Collected data entries
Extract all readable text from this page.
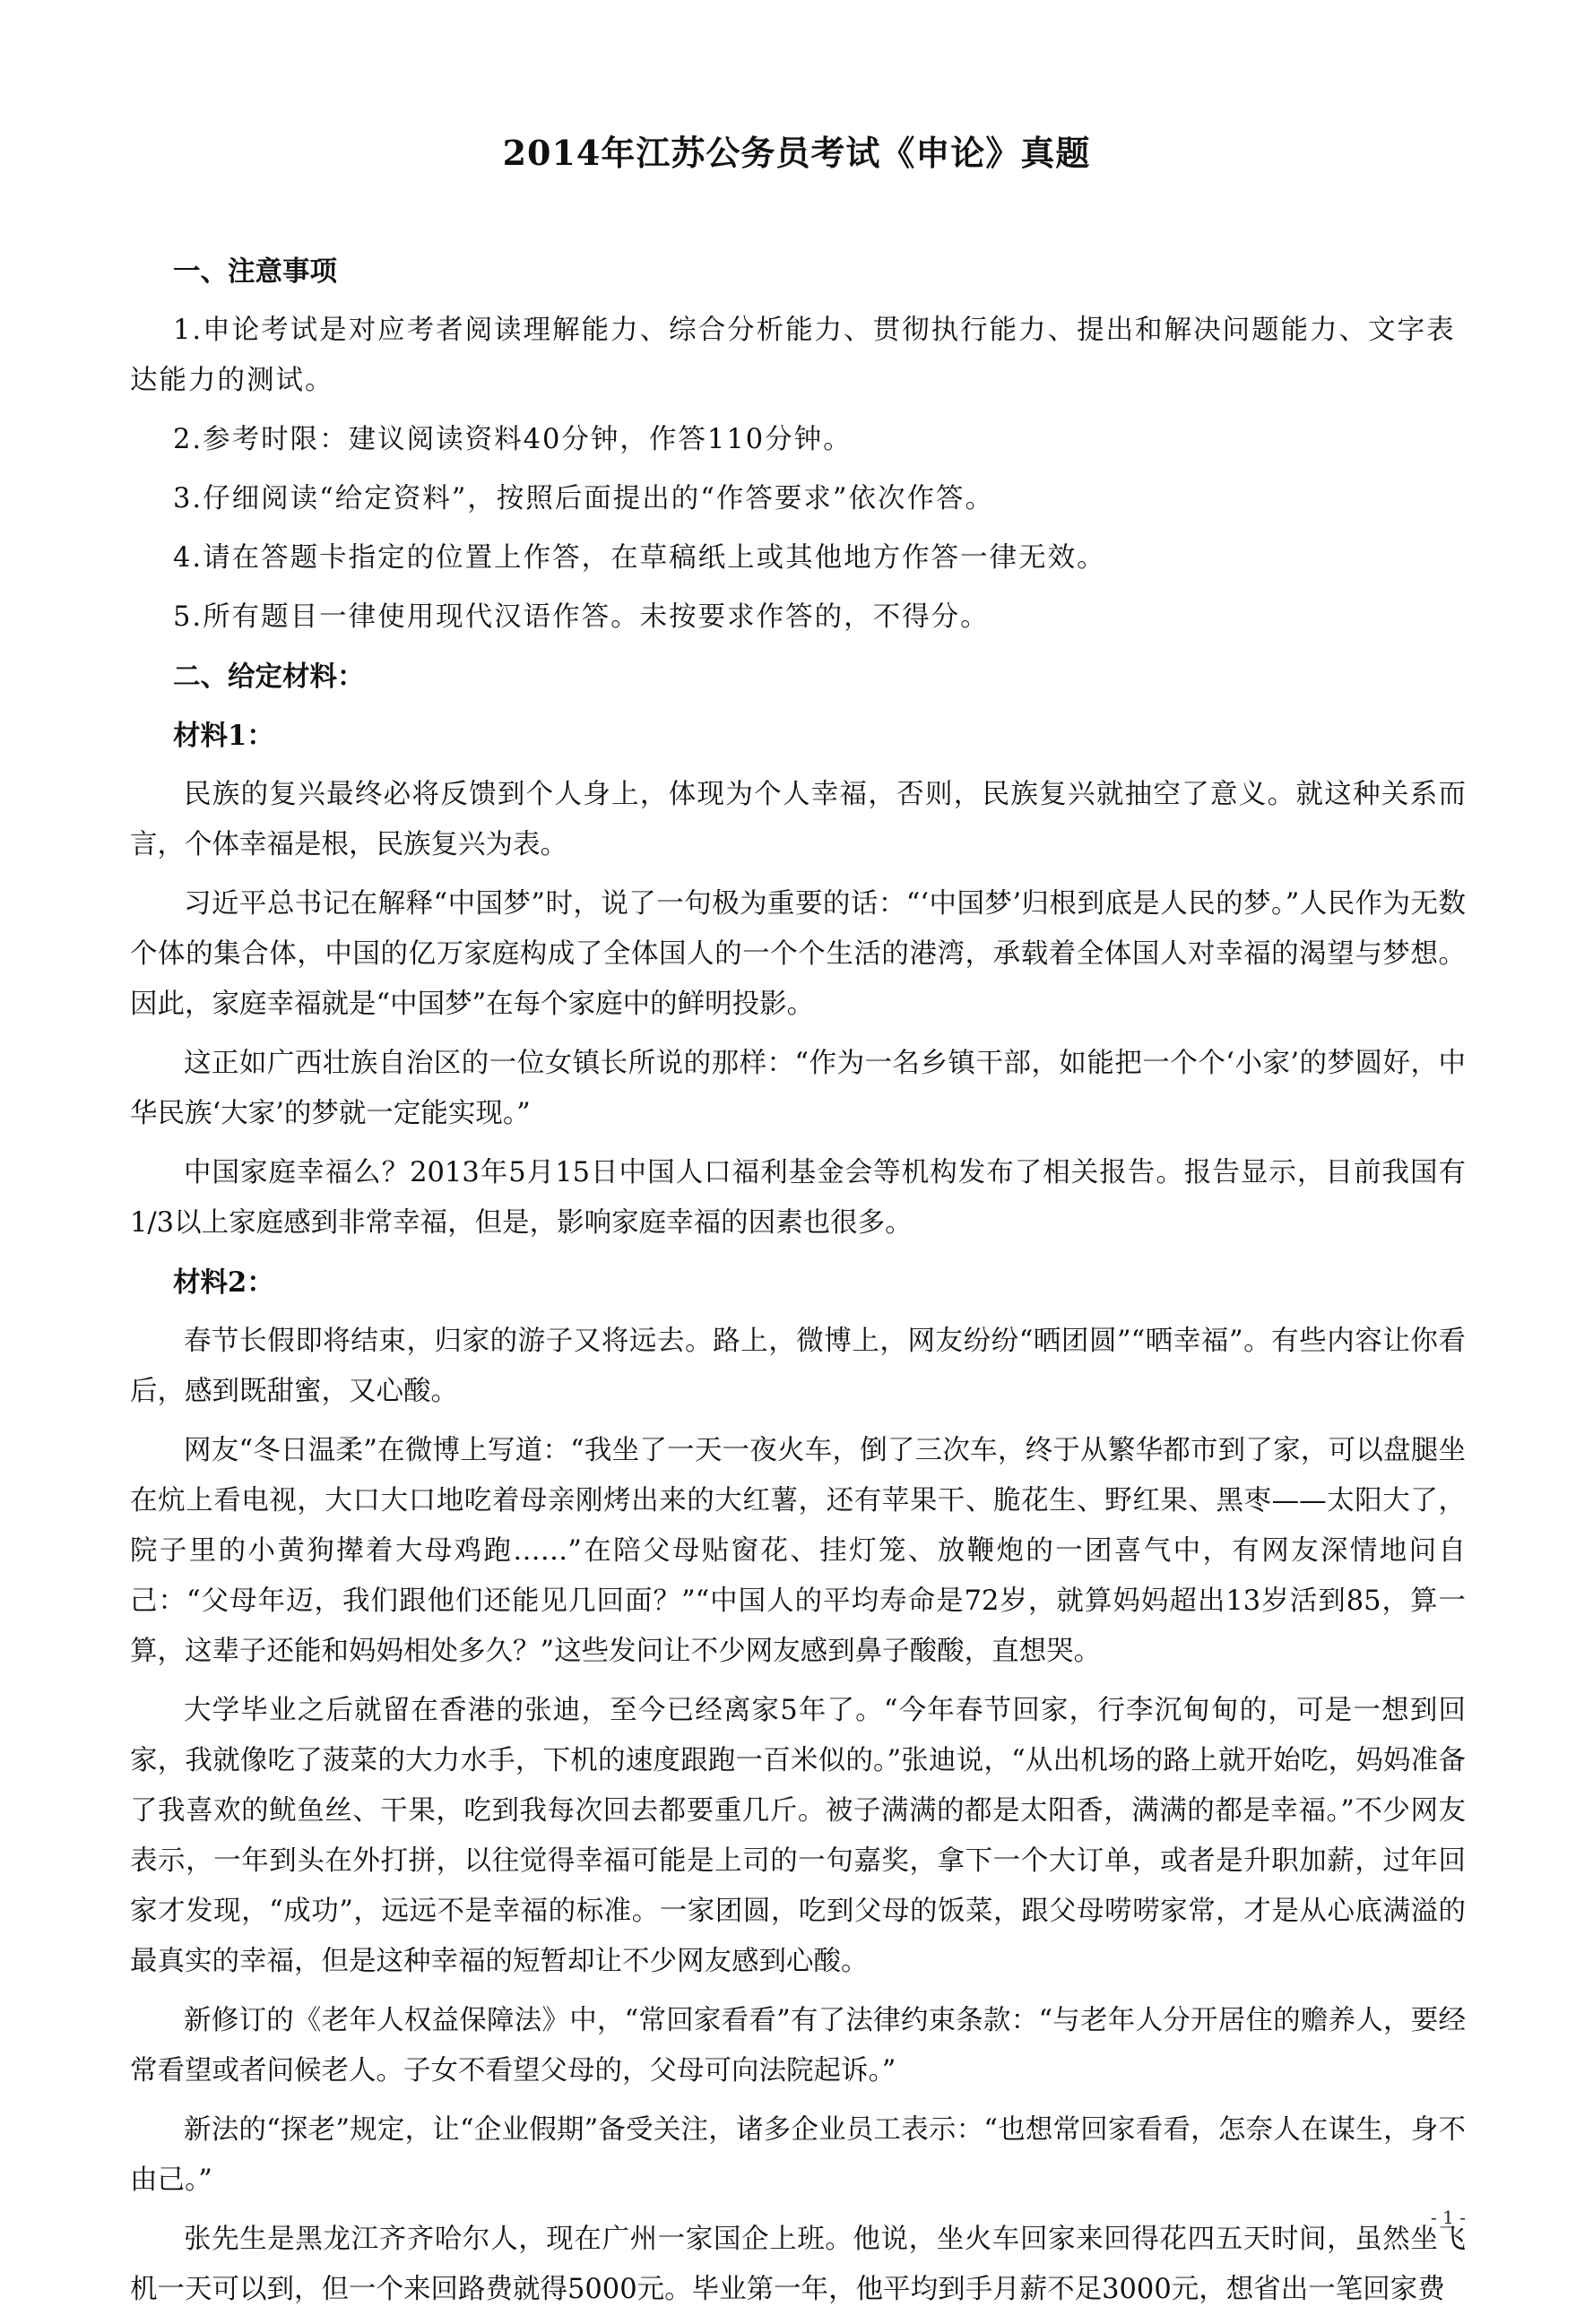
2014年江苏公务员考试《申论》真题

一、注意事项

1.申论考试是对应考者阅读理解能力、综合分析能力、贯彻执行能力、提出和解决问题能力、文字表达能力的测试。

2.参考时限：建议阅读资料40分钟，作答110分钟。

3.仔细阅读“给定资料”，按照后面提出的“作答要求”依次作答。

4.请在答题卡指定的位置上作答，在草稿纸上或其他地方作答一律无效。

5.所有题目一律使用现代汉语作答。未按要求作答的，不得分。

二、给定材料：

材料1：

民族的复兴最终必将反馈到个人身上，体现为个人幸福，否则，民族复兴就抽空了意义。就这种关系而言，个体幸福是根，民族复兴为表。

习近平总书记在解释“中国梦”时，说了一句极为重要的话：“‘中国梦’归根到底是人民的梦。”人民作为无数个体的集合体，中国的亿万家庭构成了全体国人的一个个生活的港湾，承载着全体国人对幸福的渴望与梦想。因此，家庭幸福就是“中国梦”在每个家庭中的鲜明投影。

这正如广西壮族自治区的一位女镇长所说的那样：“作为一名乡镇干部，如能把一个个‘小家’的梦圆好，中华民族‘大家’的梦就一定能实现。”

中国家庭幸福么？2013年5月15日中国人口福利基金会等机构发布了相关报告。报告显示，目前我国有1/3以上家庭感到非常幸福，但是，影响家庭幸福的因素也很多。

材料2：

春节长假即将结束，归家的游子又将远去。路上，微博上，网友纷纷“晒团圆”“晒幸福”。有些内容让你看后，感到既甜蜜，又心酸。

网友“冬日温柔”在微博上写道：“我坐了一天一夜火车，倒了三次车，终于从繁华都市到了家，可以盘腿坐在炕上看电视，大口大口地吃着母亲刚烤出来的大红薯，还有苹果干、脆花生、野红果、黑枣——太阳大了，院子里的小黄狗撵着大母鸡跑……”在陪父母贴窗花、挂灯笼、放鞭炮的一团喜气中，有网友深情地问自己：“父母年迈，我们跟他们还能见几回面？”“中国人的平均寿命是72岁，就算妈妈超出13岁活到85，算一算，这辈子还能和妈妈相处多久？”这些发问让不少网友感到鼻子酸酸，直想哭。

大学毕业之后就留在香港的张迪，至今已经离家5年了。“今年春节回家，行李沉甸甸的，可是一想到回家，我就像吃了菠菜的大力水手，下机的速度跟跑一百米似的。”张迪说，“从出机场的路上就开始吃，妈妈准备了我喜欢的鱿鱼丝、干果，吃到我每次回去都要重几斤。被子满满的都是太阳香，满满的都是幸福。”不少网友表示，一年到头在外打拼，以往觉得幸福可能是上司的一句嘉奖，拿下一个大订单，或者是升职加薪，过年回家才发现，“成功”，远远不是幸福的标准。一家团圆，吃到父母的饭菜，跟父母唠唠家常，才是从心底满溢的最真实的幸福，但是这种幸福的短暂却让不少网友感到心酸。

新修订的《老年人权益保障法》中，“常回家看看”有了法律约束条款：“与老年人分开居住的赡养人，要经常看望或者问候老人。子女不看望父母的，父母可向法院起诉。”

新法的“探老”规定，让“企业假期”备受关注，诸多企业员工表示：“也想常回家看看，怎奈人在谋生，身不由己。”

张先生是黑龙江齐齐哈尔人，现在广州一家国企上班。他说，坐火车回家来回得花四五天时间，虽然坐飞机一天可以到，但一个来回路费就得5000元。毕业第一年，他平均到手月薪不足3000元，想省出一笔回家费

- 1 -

Written instruction:
Return the listing above word for word, with the pictures removed.

Full output:
Extract all readable text from this page.
2014年江苏公务员考试《申论》真题

一、注意事项

1.申论考试是对应考者阅读理解能力、综合分析能力、贯彻执行能力、提出和解决问题能力、文字表达能力的测试。

2.参考时限：建议阅读资料40分钟，作答110分钟。

3.仔细阅读“给定资料”，按照后面提出的“作答要求”依次作答。

4.请在答题卡指定的位置上作答，在草稿纸上或其他地方作答一律无效。

5.所有题目一律使用现代汉语作答。未按要求作答的，不得分。

二、给定材料：

材料1：

民族的复兴最终必将反馈到个人身上，体现为个人幸福，否则，民族复兴就抽空了意义。就这种关系而言，个体幸福是根，民族复兴为表。

习近平总书记在解释“中国梦”时，说了一句极为重要的话：“‘中国梦’归根到底是人民的梦。”人民作为无数个体的集合体，中国的亿万家庭构成了全体国人的一个个生活的港湾，承载着全体国人对幸福的渴望与梦想。因此，家庭幸福就是“中国梦”在每个家庭中的鲜明投影。

这正如广西壮族自治区的一位女镇长所说的那样：“作为一名乡镇干部，如能把一个个‘小家’的梦圆好，中华民族‘大家’的梦就一定能实现。”

中国家庭幸福么？2013年5月15日中国人口福利基金会等机构发布了相关报告。报告显示，目前我国有1/3以上家庭感到非常幸福，但是，影响家庭幸福的因素也很多。

材料2：

春节长假即将结束，归家的游子又将远去。路上，微博上，网友纷纷“晒团圆”“晒幸福”。有些内容让你看后，感到既甜蜜，又心酸。

网友“冬日温柔”在微博上写道：“我坐了一天一夜火车，倒了三次车，终于从繁华都市到了家，可以盘腿坐在炕上看电视，大口大口地吃着母亲刚烤出来的大红薯，还有苹果干、脆花生、野红果、黑枣——太阳大了，院子里的小黄狗撵着大母鸡跑……”在陪父母贴窗花、挂灯笼、放鞭炮的一团喜气中，有网友深情地问自己：“父母年迈，我们跟他们还能见几回面？”“中国人的平均寿命是72岁，就算妈妈超出13岁活到85，算一算，这辈子还能和妈妈相处多久？”这些发问让不少网友感到鼻子酸酸，直想哭。

大学毕业之后就留在香港的张迪，至今已经离家5年了。“今年春节回家，行李沉甸甸的，可是一想到回家，我就像吃了菠菜的大力水手，下机的速度跟跑一百米似的。”张迪说，“从出机场的路上就开始吃，妈妈准备了我喜欢的鱿鱼丝、干果，吃到我每次回去都要重几斤。被子满满的都是太阳香，满满的都是幸福。”不少网友表示，一年到头在外打拼，以往觉得幸福可能是上司的一句嘉奖，拿下一个大订单，或者是升职加薪，过年回家才发现，“成功”，远远不是幸福的标准。一家团圆，吃到父母的饭菜，跟父母唠唠家常，才是从心底满溢的最真实的幸福，但是这种幸福的短暂却让不少网友感到心酸。

新修订的《老年人权益保障法》中，“常回家看看”有了法律约束条款：“与老年人分开居住的赡养人，要经常看望或者问候老人。子女不看望父母的，父母可向法院起诉。”

新法的“探老”规定，让“企业假期”备受关注，诸多企业员工表示：“也想常回家看看，怎奈人在谋生，身不由己。”

张先生是黑龙江齐齐哈尔人，现在广州一家国企上班。他说，坐火车回家来回得花四五天时间，虽然坐飞机一天可以到，但一个来回路费就得5000元。毕业第一年，他平均到手月薪不足3000元，想省出一笔回家费

- 1 -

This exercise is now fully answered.